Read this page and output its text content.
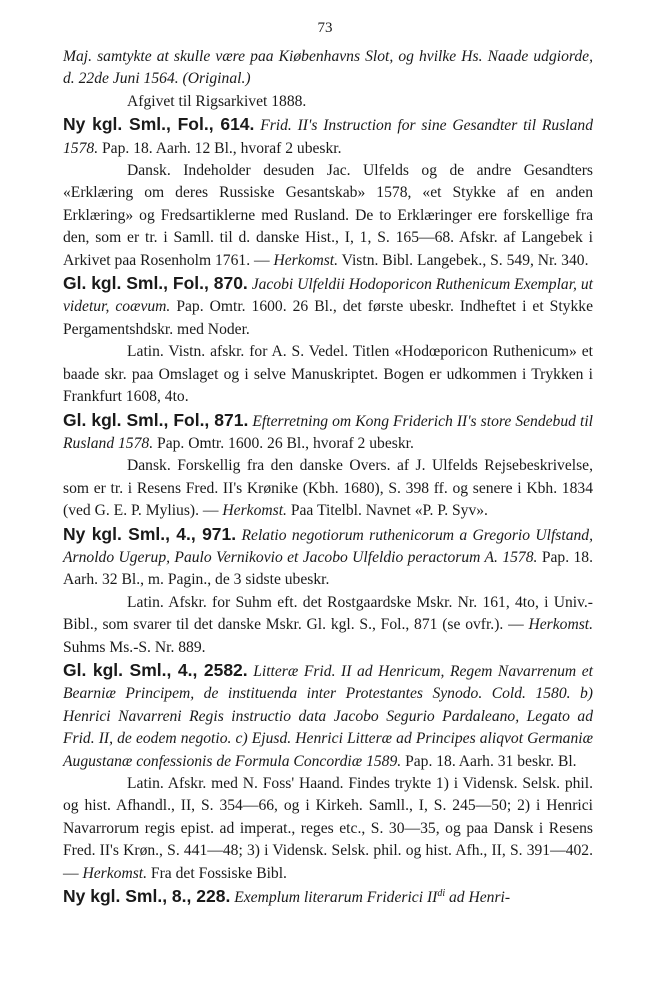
73

Maj. samtykte at skulle være paa Kiøbenhavns Slot, og hvilke Hs. Naade udgiorde, d. 22de Juni 1564. (Original.)

Afgivet til Rigsarkivet 1888.

Ny kgl. Sml., Fol., 614. Frid. II's Instruction for sine Gesandter til Rusland 1578. Pap. 18. Aarh. 12 Bl., hvoraf 2 ubeskr.

Dansk. Indeholder desuden Jac. Ulfelds og de andre Gesandters «Erklæring om deres Russiske Gesantskab» 1578, «et Stykke af en anden Erklæring» og Fredsartiklerne med Rusland. De to Erklæringer ere forskellige fra den, som er tr. i Samll. til d. danske Hist., I, 1, S. 165—68. Afskr. af Langebek i Arkivet paa Rosenholm 1761. — Herkomst. Vistn. Bibl. Langebek., S. 549, Nr. 340.

Gl. kgl. Sml., Fol., 870. Jacobi Ulfeldii Hodoporicon Ruthenicum Exemplar, ut videtur, coævum. Pap. Omtr. 1600. 26 Bl., det første ubeskr. Indheftet i et Stykke Pergamentshdskr. med Noder.

Latin. Vistn. afskr. for A. S. Vedel. Titlen «Hodœporicon Ruthenicum» et baade skr. paa Omslaget og i selve Manuskriptet. Bogen er udkommen i Trykken i Frankfurt 1608, 4to.

Gl. kgl. Sml., Fol., 871. Efterretning om Kong Friderich II's store Sendebud til Rusland 1578. Pap. Omtr. 1600. 26 Bl., hvoraf 2 ubeskr.

Dansk. Forskellig fra den danske Overs. af J. Ulfelds Rejsebeskrivelse, som er tr. i Resens Fred. II's Krønike (Kbh. 1680), S. 398 ff. og senere i Kbh. 1834 (ved G. E. P. Mylius). — Herkomst. Paa Titelbl. Navnet «P. P. Syv».

Ny kgl. Sml., 4., 971. Relatio negotiorum ruthenicorum a Gregorio Ulfstand, Arnoldo Ugerup, Paulo Vernikovio et Jacobo Ulfeldio peractorum A. 1578. Pap. 18. Aarh. 32 Bl., m. Pagin., de 3 sidste ubeskr.

Latin. Afskr. for Suhm eft. det Rostgaardske Mskr. Nr. 161, 4to, i Univ.-Bibl., som svarer til det danske Mskr. Gl. kgl. S., Fol., 871 (se ovfr.). — Herkomst. Suhms Ms.-S. Nr. 889.

Gl. kgl. Sml., 4., 2582. Litteræ Frid. II ad Henricum, Regem Navarrenum et Bearniæ Principem, de instituenda inter Protestantes Synodo. Cold. 1580. b) Henrici Navarreni Regis instructio data Jacobo Segurio Pardaleano, Legato ad Frid. II, de eodem negotio. c) Ejusd. Henrici Litteræ ad Principes aliqvot Germaniæ Augustanæ confessionis de Formula Concordiæ 1589. Pap. 18. Aarh. 31 beskr. Bl.

Latin. Afskr. med N. Foss' Haand. Findes trykte 1) i Vidensk. Selsk. phil. og hist. Afhandl., II, S. 354—66, og i Kirkeh. Samll., I, S. 245—50; 2) i Henrici Navarrorum regis epist. ad imperat., reges etc., S. 30—35, og paa Dansk i Resens Fred. II's Krøn., S. 441—48; 3) i Vidensk. Selsk. phil. og hist. Afh., II, S. 391—402. — Herkomst. Fra det Fossiske Bibl.

Ny kgl. Sml., 8., 228. Exemplum literarum Friderici $II^{di}$ ad Henri-
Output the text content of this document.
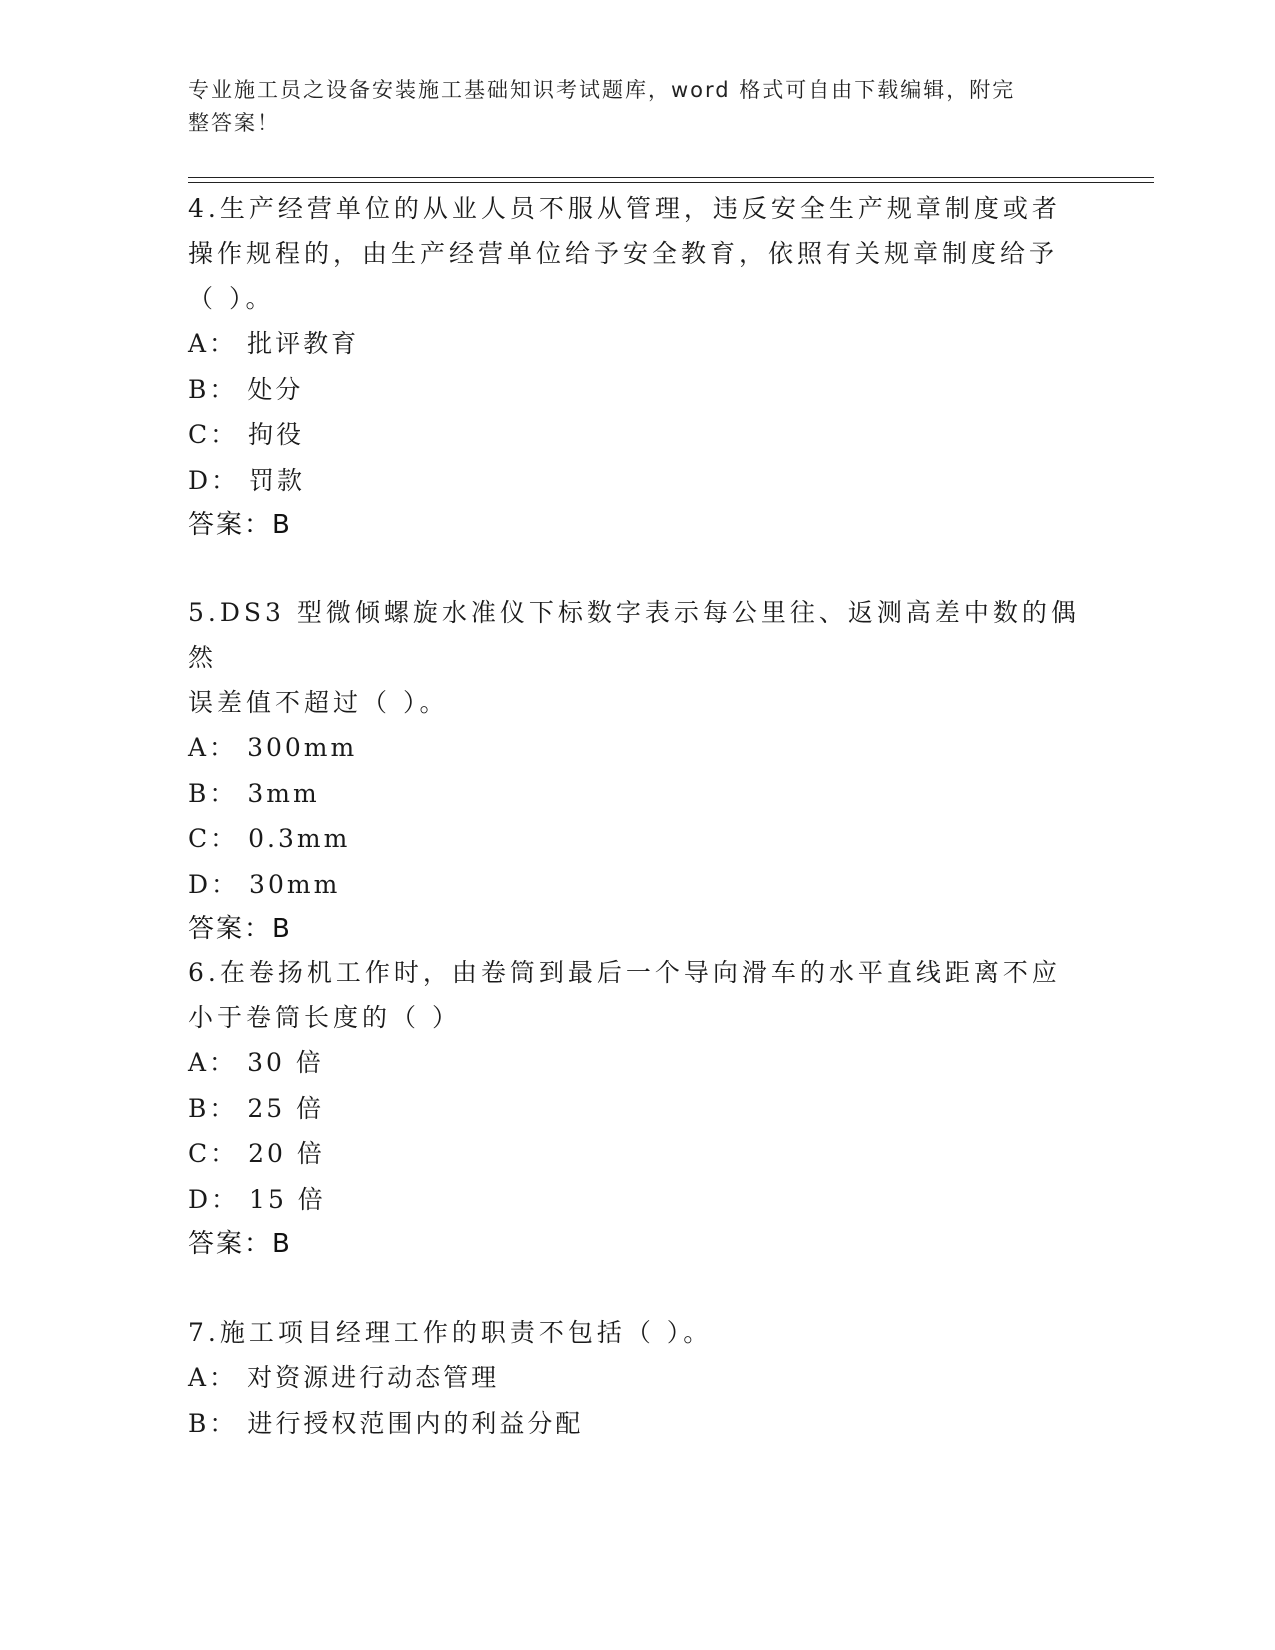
专业施工员之设备安装施工基础知识考试题库，word 格式可自由下载编辑，附完
整答案！
4.生产经营单位的从业人员不服从管理，违反安全生产规章制度或者
操作规程的，由生产经营单位给予安全教育，依照有关规章制度给予
（ ）。
A： 批评教育
B： 处分
C： 拘役
D： 罚款
答案：B
5.DS3 型微倾螺旋水准仪下标数字表示每公里往、返测高差中数的偶然
误差值不超过（ ）。
A： 300mm
B： 3mm
C： 0.3mm
D： 30mm
答案：B
6.在卷扬机工作时，由卷筒到最后一个导向滑车的水平直线距离不应
小于卷筒长度的（ ）
A： 30 倍
B： 25 倍
C： 20 倍
D： 15 倍
答案：B
7.施工项目经理工作的职责不包括（ ）。
A： 对资源进行动态管理
B： 进行授权范围内的利益分配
⁂
• [Task to carry out] Output only these lines, word for word: the line containing "Output the text content of this document." and every line after it through the last line of the data. Omit the pictures.

• [Solution]
Output the text content of this document.
专业施工员之设备安装施工基础知识考试题库，word 格式可自由下载编辑，附完
整答案！
4.生产经营单位的从业人员不服从管理，违反安全生产规章制度或者
操作规程的，由生产经营单位给予安全教育，依照有关规章制度给予
（ ）。
A： 批评教育
B： 处分
C： 拘役
D： 罚款
答案：B
5.DS3 型微倾螺旋水准仪下标数字表示每公里往、返测高差中数的偶然
误差值不超过（ ）。
A： 300mm
B： 3mm
C： 0.3mm
D： 30mm
答案：B
6.在卷扬机工作时，由卷筒到最后一个导向滑车的水平直线距离不应
小于卷筒长度的（ ）
A： 30 倍
B： 25 倍
C： 20 倍
D： 15 倍
答案：B
7.施工项目经理工作的职责不包括（ ）。
A： 对资源进行动态管理
B： 进行授权范围内的利益分配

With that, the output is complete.